- **Work to do**: Read the data and repeat all of it exactly.

- **Entries supplied**:
## Begin
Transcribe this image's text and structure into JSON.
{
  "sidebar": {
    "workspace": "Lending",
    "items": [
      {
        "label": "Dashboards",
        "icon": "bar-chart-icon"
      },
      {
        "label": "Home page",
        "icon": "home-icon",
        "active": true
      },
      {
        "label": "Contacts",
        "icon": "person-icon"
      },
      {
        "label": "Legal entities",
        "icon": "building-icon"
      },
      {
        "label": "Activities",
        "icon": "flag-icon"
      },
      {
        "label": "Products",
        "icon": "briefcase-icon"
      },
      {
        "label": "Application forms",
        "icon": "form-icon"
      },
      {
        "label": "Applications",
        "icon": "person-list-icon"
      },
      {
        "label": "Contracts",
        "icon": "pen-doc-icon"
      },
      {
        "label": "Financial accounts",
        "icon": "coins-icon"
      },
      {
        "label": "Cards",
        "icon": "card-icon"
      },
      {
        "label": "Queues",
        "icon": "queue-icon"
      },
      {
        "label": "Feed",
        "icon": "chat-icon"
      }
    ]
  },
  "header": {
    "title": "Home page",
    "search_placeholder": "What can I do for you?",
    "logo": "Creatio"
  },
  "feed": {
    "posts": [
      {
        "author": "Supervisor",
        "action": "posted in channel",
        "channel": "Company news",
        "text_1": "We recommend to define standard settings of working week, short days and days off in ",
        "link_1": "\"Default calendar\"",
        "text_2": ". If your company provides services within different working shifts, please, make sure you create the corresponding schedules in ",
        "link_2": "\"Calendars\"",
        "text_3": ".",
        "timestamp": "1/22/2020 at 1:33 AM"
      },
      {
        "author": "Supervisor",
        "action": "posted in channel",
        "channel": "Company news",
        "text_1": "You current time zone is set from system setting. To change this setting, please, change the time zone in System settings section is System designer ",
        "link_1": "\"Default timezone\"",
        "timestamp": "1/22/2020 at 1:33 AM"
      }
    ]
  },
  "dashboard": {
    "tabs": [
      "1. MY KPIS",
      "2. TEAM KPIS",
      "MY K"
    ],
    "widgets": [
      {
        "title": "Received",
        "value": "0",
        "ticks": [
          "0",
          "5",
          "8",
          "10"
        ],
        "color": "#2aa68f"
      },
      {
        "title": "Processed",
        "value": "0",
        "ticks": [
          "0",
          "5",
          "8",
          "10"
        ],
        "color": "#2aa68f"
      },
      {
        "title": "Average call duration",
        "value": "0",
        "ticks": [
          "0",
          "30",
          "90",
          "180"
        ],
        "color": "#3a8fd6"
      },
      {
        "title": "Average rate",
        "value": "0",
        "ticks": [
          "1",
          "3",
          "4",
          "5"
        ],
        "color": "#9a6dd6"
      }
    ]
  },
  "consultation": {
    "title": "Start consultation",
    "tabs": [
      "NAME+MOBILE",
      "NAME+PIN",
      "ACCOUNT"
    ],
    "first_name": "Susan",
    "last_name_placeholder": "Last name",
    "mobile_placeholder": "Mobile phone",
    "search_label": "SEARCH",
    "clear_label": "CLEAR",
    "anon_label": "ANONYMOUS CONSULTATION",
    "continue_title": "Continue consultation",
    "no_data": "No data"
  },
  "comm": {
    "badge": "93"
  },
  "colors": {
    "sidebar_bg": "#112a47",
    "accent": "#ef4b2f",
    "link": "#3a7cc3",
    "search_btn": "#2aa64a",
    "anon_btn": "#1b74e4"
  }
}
## End
- **Completed exercise**:
Transcribe this image's text and structure into JSON.
{
  "sidebar": {
    "workspace": "Lending",
    "items": [
      {
        "label": "Dashboards",
        "icon": "bar-chart-icon"
      },
      {
        "label": "Home page",
        "icon": "home-icon",
        "active": true
      },
      {
        "label": "Contacts",
        "icon": "person-icon"
      },
      {
        "label": "Legal entities",
        "icon": "building-icon"
      },
      {
        "label": "Activities",
        "icon": "flag-icon"
      },
      {
        "label": "Products",
        "icon": "briefcase-icon"
      },
      {
        "label": "Application forms",
        "icon": "form-icon"
      },
      {
        "label": "Applications",
        "icon": "person-list-icon"
      },
      {
        "label": "Contracts",
        "icon": "pen-doc-icon"
      },
      {
        "label": "Financial accounts",
        "icon": "coins-icon"
      },
      {
        "label": "Cards",
        "icon": "card-icon"
      },
      {
        "label": "Queues",
        "icon": "queue-icon"
      },
      {
        "label": "Feed",
        "icon": "chat-icon"
      }
    ]
  },
  "header": {
    "title": "Home page",
    "search_placeholder": "What can I do for you?",
    "logo": "Creatio"
  },
  "feed": {
    "posts": [
      {
        "author": "Supervisor",
        "action": "posted in channel",
        "channel": "Company news",
        "text_1": "We recommend to define standard settings of working week, short days and days off in ",
        "link_1": "\"Default calendar\"",
        "text_2": ". If your company provides services within different working shifts, please, make sure you create the corresponding schedules in ",
        "link_2": "\"Calendars\"",
        "text_3": ".",
        "timestamp": "1/22/2020 at 1:33 AM"
      },
      {
        "author": "Supervisor",
        "action": "posted in channel",
        "channel": "Company news",
        "text_1": "You current time zone is set from system setting. To change this setting, please, change the time zone in System settings section is System designer ",
        "link_1": "\"Default timezone\"",
        "timestamp": "1/22/2020 at 1:33 AM"
      }
    ]
  },
  "dashboard": {
    "tabs": [
      "1. MY KPIS",
      "2. TEAM KPIS",
      "MY K"
    ],
    "widgets": [
      {
        "title": "Received",
        "value": "0",
        "ticks": [
          "0",
          "5",
          "8",
          "10"
        ],
        "color": "#2aa68f"
      },
      {
        "title": "Processed",
        "value": "0",
        "ticks": [
          "0",
          "5",
          "8",
          "10"
        ],
        "color": "#2aa68f"
      },
      {
        "title": "Average call duration",
        "value": "0",
        "ticks": [
          "0",
          "30",
          "90",
          "180"
        ],
        "color": "#3a8fd6"
      },
      {
        "title": "Average rate",
        "value": "0",
        "ticks": [
          "1",
          "3",
          "4",
          "5"
        ],
        "color": "#9a6dd6"
      }
    ]
  },
  "consultation": {
    "title": "Start consultation",
    "tabs": [
      "NAME+MOBILE",
      "NAME+PIN",
      "ACCOUNT"
    ],
    "first_name": "Susan",
    "last_name_placeholder": "Last name",
    "mobile_placeholder": "Mobile phone",
    "search_label": "SEARCH",
    "clear_label": "CLEAR",
    "anon_label": "ANONYMOUS CONSULTATION",
    "continue_title": "Continue consultation",
    "no_data": "No data"
  },
  "comm": {
    "badge": "93"
  },
  "colors": {
    "sidebar_bg": "#112a47",
    "accent": "#ef4b2f",
    "link": "#3a7cc3",
    "search_btn": "#2aa64a",
    "anon_btn": "#1b74e4"
  }
}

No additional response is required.